Your task is to print all of the material verbatim.

══ Task input ══

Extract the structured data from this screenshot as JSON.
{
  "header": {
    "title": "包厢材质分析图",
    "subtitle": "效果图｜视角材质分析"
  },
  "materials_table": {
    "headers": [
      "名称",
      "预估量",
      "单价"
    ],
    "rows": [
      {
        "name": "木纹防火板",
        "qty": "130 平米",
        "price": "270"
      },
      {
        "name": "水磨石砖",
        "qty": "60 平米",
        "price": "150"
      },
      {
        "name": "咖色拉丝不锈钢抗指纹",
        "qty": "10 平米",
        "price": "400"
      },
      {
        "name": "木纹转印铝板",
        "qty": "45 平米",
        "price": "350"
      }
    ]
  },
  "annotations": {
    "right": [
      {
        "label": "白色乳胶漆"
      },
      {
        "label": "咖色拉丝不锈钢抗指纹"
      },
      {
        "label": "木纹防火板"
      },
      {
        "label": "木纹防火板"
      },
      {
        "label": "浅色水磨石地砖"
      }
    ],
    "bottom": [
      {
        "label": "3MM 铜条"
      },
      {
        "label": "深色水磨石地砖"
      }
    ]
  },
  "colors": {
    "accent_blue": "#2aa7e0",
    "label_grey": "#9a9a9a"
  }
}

═══

**Result for this task**:
Extract the structured data from this screenshot as JSON.
{
  "header": {
    "title": "包厢材质分析图",
    "subtitle": "效果图｜视角材质分析"
  },
  "materials_table": {
    "headers": [
      "名称",
      "预估量",
      "单价"
    ],
    "rows": [
      {
        "name": "木纹防火板",
        "qty": "130 平米",
        "price": "270"
      },
      {
        "name": "水磨石砖",
        "qty": "60 平米",
        "price": "150"
      },
      {
        "name": "咖色拉丝不锈钢抗指纹",
        "qty": "10 平米",
        "price": "400"
      },
      {
        "name": "木纹转印铝板",
        "qty": "45 平米",
        "price": "350"
      }
    ]
  },
  "annotations": {
    "right": [
      {
        "label": "白色乳胶漆"
      },
      {
        "label": "咖色拉丝不锈钢抗指纹"
      },
      {
        "label": "木纹防火板"
      },
      {
        "label": "木纹防火板"
      },
      {
        "label": "浅色水磨石地砖"
      }
    ],
    "bottom": [
      {
        "label": "3MM 铜条"
      },
      {
        "label": "深色水磨石地砖"
      }
    ]
  },
  "colors": {
    "accent_blue": "#2aa7e0",
    "label_grey": "#9a9a9a"
  }
}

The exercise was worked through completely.